Reproduce every record below exactly as it appears.
########
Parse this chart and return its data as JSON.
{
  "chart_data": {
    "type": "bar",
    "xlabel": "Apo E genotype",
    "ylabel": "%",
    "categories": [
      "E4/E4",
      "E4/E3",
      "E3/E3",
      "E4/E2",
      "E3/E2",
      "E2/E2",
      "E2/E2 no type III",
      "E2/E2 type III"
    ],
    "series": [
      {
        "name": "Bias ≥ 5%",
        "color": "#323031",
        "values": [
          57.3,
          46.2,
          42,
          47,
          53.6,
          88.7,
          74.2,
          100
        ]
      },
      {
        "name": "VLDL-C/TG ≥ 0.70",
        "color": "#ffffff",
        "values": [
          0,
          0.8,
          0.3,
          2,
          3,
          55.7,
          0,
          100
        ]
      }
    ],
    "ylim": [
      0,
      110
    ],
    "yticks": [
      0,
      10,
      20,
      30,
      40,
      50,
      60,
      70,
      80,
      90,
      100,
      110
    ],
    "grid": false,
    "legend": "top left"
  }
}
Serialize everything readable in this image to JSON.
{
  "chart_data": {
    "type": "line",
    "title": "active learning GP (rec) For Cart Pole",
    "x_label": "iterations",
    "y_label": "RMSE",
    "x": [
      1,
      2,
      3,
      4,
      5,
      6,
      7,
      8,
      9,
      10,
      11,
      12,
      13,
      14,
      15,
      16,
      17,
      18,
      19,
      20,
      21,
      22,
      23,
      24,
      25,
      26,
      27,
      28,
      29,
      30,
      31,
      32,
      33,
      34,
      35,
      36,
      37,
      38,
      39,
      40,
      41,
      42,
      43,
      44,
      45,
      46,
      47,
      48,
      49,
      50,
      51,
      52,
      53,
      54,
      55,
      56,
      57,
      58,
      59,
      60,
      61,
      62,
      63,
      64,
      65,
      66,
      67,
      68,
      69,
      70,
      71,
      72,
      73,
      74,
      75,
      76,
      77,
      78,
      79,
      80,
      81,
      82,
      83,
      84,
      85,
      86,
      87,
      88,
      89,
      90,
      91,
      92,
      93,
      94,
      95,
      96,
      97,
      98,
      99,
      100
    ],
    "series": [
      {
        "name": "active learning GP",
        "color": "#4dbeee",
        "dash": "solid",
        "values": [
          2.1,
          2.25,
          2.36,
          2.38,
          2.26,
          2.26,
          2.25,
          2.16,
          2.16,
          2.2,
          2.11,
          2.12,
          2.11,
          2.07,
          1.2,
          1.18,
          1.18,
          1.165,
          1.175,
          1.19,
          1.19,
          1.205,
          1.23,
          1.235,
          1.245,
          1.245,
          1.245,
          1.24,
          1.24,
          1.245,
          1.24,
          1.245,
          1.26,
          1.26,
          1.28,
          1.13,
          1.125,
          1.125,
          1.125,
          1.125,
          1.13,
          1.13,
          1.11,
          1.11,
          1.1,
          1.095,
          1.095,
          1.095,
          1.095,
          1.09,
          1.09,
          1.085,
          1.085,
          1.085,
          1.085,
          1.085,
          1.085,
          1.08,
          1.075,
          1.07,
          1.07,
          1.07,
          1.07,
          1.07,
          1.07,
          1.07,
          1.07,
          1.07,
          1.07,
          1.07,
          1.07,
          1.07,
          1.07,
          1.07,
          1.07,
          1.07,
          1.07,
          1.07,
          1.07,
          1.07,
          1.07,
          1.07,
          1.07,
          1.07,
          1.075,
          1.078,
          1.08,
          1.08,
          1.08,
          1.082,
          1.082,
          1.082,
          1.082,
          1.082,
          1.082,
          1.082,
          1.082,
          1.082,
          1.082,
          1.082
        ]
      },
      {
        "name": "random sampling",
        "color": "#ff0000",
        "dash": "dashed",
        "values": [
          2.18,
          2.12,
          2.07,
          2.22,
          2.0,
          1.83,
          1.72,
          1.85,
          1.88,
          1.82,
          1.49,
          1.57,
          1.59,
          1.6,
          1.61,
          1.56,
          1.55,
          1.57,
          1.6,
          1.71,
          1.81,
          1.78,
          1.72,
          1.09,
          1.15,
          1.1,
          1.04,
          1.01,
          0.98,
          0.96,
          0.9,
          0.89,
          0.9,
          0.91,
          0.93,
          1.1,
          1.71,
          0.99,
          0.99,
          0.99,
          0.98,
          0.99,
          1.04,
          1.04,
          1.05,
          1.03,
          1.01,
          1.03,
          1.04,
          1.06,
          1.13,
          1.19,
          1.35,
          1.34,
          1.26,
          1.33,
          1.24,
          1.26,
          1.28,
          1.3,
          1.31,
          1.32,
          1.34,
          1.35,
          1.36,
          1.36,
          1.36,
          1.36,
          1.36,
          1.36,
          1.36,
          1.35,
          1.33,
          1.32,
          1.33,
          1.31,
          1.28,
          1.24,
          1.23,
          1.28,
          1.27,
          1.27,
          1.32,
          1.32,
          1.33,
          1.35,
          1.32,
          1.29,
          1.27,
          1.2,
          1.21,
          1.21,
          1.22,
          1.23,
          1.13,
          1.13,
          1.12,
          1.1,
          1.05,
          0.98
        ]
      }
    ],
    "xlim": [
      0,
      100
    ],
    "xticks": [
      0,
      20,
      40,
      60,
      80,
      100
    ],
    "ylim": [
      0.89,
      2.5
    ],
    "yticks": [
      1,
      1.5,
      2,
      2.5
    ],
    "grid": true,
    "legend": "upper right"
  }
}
########
* _Output_
Parse this chart and return its data as JSON.
{
  "chart_data": {
    "type": "bar",
    "xlabel": "Apo E genotype",
    "ylabel": "%",
    "categories": [
      "E4/E4",
      "E4/E3",
      "E3/E3",
      "E4/E2",
      "E3/E2",
      "E2/E2",
      "E2/E2 no type III",
      "E2/E2 type III"
    ],
    "series": [
      {
        "name": "Bias ≥ 5%",
        "color": "#323031",
        "values": [
          57.3,
          46.2,
          42,
          47,
          53.6,
          88.7,
          74.2,
          100
        ]
      },
      {
        "name": "VLDL-C/TG ≥ 0.70",
        "color": "#ffffff",
        "values": [
          0,
          0.8,
          0.3,
          2,
          3,
          55.7,
          0,
          100
        ]
      }
    ],
    "ylim": [
      0,
      110
    ],
    "yticks": [
      0,
      10,
      20,
      30,
      40,
      50,
      60,
      70,
      80,
      90,
      100,
      110
    ],
    "grid": false,
    "legend": "top left"
  }
}
Serialize everything readable in this image to JSON.
{
  "chart_data": {
    "type": "line",
    "title": "active learning GP (rec) For Cart Pole",
    "x_label": "iterations",
    "y_label": "RMSE",
    "x": [
      1,
      2,
      3,
      4,
      5,
      6,
      7,
      8,
      9,
      10,
      11,
      12,
      13,
      14,
      15,
      16,
      17,
      18,
      19,
      20,
      21,
      22,
      23,
      24,
      25,
      26,
      27,
      28,
      29,
      30,
      31,
      32,
      33,
      34,
      35,
      36,
      37,
      38,
      39,
      40,
      41,
      42,
      43,
      44,
      45,
      46,
      47,
      48,
      49,
      50,
      51,
      52,
      53,
      54,
      55,
      56,
      57,
      58,
      59,
      60,
      61,
      62,
      63,
      64,
      65,
      66,
      67,
      68,
      69,
      70,
      71,
      72,
      73,
      74,
      75,
      76,
      77,
      78,
      79,
      80,
      81,
      82,
      83,
      84,
      85,
      86,
      87,
      88,
      89,
      90,
      91,
      92,
      93,
      94,
      95,
      96,
      97,
      98,
      99,
      100
    ],
    "series": [
      {
        "name": "active learning GP",
        "color": "#4dbeee",
        "dash": "solid",
        "values": [
          2.1,
          2.25,
          2.36,
          2.38,
          2.26,
          2.26,
          2.25,
          2.16,
          2.16,
          2.2,
          2.11,
          2.12,
          2.11,
          2.07,
          1.2,
          1.18,
          1.18,
          1.165,
          1.175,
          1.19,
          1.19,
          1.205,
          1.23,
          1.235,
          1.245,
          1.245,
          1.245,
          1.24,
          1.24,
          1.245,
          1.24,
          1.245,
          1.26,
          1.26,
          1.28,
          1.13,
          1.125,
          1.125,
          1.125,
          1.125,
          1.13,
          1.13,
          1.11,
          1.11,
          1.1,
          1.095,
          1.095,
          1.095,
          1.095,
          1.09,
          1.09,
          1.085,
          1.085,
          1.085,
          1.085,
          1.085,
          1.085,
          1.08,
          1.075,
          1.07,
          1.07,
          1.07,
          1.07,
          1.07,
          1.07,
          1.07,
          1.07,
          1.07,
          1.07,
          1.07,
          1.07,
          1.07,
          1.07,
          1.07,
          1.07,
          1.07,
          1.07,
          1.07,
          1.07,
          1.07,
          1.07,
          1.07,
          1.07,
          1.07,
          1.075,
          1.078,
          1.08,
          1.08,
          1.08,
          1.082,
          1.082,
          1.082,
          1.082,
          1.082,
          1.082,
          1.082,
          1.082,
          1.082,
          1.082,
          1.082
        ]
      },
      {
        "name": "random sampling",
        "color": "#ff0000",
        "dash": "dashed",
        "values": [
          2.18,
          2.12,
          2.07,
          2.22,
          2.0,
          1.83,
          1.72,
          1.85,
          1.88,
          1.82,
          1.49,
          1.57,
          1.59,
          1.6,
          1.61,
          1.56,
          1.55,
          1.57,
          1.6,
          1.71,
          1.81,
          1.78,
          1.72,
          1.09,
          1.15,
          1.1,
          1.04,
          1.01,
          0.98,
          0.96,
          0.9,
          0.89,
          0.9,
          0.91,
          0.93,
          1.1,
          1.71,
          0.99,
          0.99,
          0.99,
          0.98,
          0.99,
          1.04,
          1.04,
          1.05,
          1.03,
          1.01,
          1.03,
          1.04,
          1.06,
          1.13,
          1.19,
          1.35,
          1.34,
          1.26,
          1.33,
          1.24,
          1.26,
          1.28,
          1.3,
          1.31,
          1.32,
          1.34,
          1.35,
          1.36,
          1.36,
          1.36,
          1.36,
          1.36,
          1.36,
          1.36,
          1.35,
          1.33,
          1.32,
          1.33,
          1.31,
          1.28,
          1.24,
          1.23,
          1.28,
          1.27,
          1.27,
          1.32,
          1.32,
          1.33,
          1.35,
          1.32,
          1.29,
          1.27,
          1.2,
          1.21,
          1.21,
          1.22,
          1.23,
          1.13,
          1.13,
          1.12,
          1.1,
          1.05,
          0.98
        ]
      }
    ],
    "xlim": [
      0,
      100
    ],
    "xticks": [
      0,
      20,
      40,
      60,
      80,
      100
    ],
    "ylim": [
      0.89,
      2.5
    ],
    "yticks": [
      1,
      1.5,
      2,
      2.5
    ],
    "grid": true,
    "legend": "upper right"
  }
}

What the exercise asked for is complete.